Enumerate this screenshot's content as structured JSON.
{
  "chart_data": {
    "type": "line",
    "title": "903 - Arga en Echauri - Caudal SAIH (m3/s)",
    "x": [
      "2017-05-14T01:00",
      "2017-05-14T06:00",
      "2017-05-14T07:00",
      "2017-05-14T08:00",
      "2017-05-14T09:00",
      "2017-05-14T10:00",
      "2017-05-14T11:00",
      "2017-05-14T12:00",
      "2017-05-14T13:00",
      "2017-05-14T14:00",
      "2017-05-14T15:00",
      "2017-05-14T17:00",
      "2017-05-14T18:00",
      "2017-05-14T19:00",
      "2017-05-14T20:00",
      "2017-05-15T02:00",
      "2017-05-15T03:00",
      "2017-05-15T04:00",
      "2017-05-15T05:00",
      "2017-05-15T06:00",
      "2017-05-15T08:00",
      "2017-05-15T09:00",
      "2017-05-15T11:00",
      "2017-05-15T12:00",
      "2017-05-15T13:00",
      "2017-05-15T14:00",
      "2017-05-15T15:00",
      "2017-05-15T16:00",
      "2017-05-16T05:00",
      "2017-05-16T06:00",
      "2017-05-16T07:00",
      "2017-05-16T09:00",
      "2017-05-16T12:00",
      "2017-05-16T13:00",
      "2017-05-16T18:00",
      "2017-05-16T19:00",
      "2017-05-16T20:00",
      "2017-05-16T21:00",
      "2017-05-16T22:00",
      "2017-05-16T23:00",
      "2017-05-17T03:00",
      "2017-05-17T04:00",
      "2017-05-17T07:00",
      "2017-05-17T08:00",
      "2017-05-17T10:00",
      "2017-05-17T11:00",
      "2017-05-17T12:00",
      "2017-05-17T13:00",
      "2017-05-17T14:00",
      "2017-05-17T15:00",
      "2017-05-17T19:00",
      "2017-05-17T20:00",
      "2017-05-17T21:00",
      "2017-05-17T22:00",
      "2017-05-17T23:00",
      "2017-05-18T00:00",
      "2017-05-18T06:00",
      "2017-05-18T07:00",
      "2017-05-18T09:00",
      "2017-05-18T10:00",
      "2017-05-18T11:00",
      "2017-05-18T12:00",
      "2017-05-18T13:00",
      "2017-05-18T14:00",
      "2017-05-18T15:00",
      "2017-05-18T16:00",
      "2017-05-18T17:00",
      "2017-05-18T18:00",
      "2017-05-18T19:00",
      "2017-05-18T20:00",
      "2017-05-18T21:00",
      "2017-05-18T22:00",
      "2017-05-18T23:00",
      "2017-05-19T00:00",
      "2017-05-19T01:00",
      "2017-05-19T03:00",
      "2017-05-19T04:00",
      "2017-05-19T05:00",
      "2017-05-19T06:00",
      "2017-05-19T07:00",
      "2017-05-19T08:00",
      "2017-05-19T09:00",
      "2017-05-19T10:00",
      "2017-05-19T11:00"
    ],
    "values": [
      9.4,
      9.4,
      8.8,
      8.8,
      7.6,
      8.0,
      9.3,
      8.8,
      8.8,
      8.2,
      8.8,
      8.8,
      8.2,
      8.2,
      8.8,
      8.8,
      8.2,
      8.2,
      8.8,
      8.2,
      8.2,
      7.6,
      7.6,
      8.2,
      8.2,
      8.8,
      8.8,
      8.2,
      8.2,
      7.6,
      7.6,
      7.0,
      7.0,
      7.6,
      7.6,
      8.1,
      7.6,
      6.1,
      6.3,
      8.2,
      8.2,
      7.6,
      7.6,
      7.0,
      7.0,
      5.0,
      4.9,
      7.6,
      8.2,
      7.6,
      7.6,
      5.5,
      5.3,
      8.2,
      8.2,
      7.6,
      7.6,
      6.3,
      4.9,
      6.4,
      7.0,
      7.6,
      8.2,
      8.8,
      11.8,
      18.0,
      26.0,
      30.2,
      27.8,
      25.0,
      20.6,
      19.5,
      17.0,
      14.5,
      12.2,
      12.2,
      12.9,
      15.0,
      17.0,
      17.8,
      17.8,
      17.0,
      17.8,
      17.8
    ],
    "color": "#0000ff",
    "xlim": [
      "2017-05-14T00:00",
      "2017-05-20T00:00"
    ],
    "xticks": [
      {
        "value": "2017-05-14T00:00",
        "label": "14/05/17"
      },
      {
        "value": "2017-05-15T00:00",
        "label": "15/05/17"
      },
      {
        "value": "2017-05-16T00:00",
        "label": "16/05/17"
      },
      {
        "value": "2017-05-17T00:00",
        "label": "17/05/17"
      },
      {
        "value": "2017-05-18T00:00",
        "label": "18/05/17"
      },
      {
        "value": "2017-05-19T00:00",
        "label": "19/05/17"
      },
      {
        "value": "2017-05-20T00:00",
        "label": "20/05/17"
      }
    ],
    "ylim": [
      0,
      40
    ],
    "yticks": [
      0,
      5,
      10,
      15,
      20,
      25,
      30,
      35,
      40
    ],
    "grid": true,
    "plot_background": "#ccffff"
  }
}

* **WORK TO DO**
Reproduce each record exactly as it appears.

* **RIGHT ANSWER**
Enumerate this screenshot's content as structured JSON.
{
  "chart_data": {
    "type": "line",
    "title": "903 - Arga en Echauri - Caudal SAIH (m3/s)",
    "x": [
      "2017-05-14T01:00",
      "2017-05-14T06:00",
      "2017-05-14T07:00",
      "2017-05-14T08:00",
      "2017-05-14T09:00",
      "2017-05-14T10:00",
      "2017-05-14T11:00",
      "2017-05-14T12:00",
      "2017-05-14T13:00",
      "2017-05-14T14:00",
      "2017-05-14T15:00",
      "2017-05-14T17:00",
      "2017-05-14T18:00",
      "2017-05-14T19:00",
      "2017-05-14T20:00",
      "2017-05-15T02:00",
      "2017-05-15T03:00",
      "2017-05-15T04:00",
      "2017-05-15T05:00",
      "2017-05-15T06:00",
      "2017-05-15T08:00",
      "2017-05-15T09:00",
      "2017-05-15T11:00",
      "2017-05-15T12:00",
      "2017-05-15T13:00",
      "2017-05-15T14:00",
      "2017-05-15T15:00",
      "2017-05-15T16:00",
      "2017-05-16T05:00",
      "2017-05-16T06:00",
      "2017-05-16T07:00",
      "2017-05-16T09:00",
      "2017-05-16T12:00",
      "2017-05-16T13:00",
      "2017-05-16T18:00",
      "2017-05-16T19:00",
      "2017-05-16T20:00",
      "2017-05-16T21:00",
      "2017-05-16T22:00",
      "2017-05-16T23:00",
      "2017-05-17T03:00",
      "2017-05-17T04:00",
      "2017-05-17T07:00",
      "2017-05-17T08:00",
      "2017-05-17T10:00",
      "2017-05-17T11:00",
      "2017-05-17T12:00",
      "2017-05-17T13:00",
      "2017-05-17T14:00",
      "2017-05-17T15:00",
      "2017-05-17T19:00",
      "2017-05-17T20:00",
      "2017-05-17T21:00",
      "2017-05-17T22:00",
      "2017-05-17T23:00",
      "2017-05-18T00:00",
      "2017-05-18T06:00",
      "2017-05-18T07:00",
      "2017-05-18T09:00",
      "2017-05-18T10:00",
      "2017-05-18T11:00",
      "2017-05-18T12:00",
      "2017-05-18T13:00",
      "2017-05-18T14:00",
      "2017-05-18T15:00",
      "2017-05-18T16:00",
      "2017-05-18T17:00",
      "2017-05-18T18:00",
      "2017-05-18T19:00",
      "2017-05-18T20:00",
      "2017-05-18T21:00",
      "2017-05-18T22:00",
      "2017-05-18T23:00",
      "2017-05-19T00:00",
      "2017-05-19T01:00",
      "2017-05-19T03:00",
      "2017-05-19T04:00",
      "2017-05-19T05:00",
      "2017-05-19T06:00",
      "2017-05-19T07:00",
      "2017-05-19T08:00",
      "2017-05-19T09:00",
      "2017-05-19T10:00",
      "2017-05-19T11:00"
    ],
    "values": [
      9.4,
      9.4,
      8.8,
      8.8,
      7.6,
      8.0,
      9.3,
      8.8,
      8.8,
      8.2,
      8.8,
      8.8,
      8.2,
      8.2,
      8.8,
      8.8,
      8.2,
      8.2,
      8.8,
      8.2,
      8.2,
      7.6,
      7.6,
      8.2,
      8.2,
      8.8,
      8.8,
      8.2,
      8.2,
      7.6,
      7.6,
      7.0,
      7.0,
      7.6,
      7.6,
      8.1,
      7.6,
      6.1,
      6.3,
      8.2,
      8.2,
      7.6,
      7.6,
      7.0,
      7.0,
      5.0,
      4.9,
      7.6,
      8.2,
      7.6,
      7.6,
      5.5,
      5.3,
      8.2,
      8.2,
      7.6,
      7.6,
      6.3,
      4.9,
      6.4,
      7.0,
      7.6,
      8.2,
      8.8,
      11.8,
      18.0,
      26.0,
      30.2,
      27.8,
      25.0,
      20.6,
      19.5,
      17.0,
      14.5,
      12.2,
      12.2,
      12.9,
      15.0,
      17.0,
      17.8,
      17.8,
      17.0,
      17.8,
      17.8
    ],
    "color": "#0000ff",
    "xlim": [
      "2017-05-14T00:00",
      "2017-05-20T00:00"
    ],
    "xticks": [
      {
        "value": "2017-05-14T00:00",
        "label": "14/05/17"
      },
      {
        "value": "2017-05-15T00:00",
        "label": "15/05/17"
      },
      {
        "value": "2017-05-16T00:00",
        "label": "16/05/17"
      },
      {
        "value": "2017-05-17T00:00",
        "label": "17/05/17"
      },
      {
        "value": "2017-05-18T00:00",
        "label": "18/05/17"
      },
      {
        "value": "2017-05-19T00:00",
        "label": "19/05/17"
      },
      {
        "value": "2017-05-20T00:00",
        "label": "20/05/17"
      }
    ],
    "ylim": [
      0,
      40
    ],
    "yticks": [
      0,
      5,
      10,
      15,
      20,
      25,
      30,
      35,
      40
    ],
    "grid": true,
    "plot_background": "#ccffff"
  }
}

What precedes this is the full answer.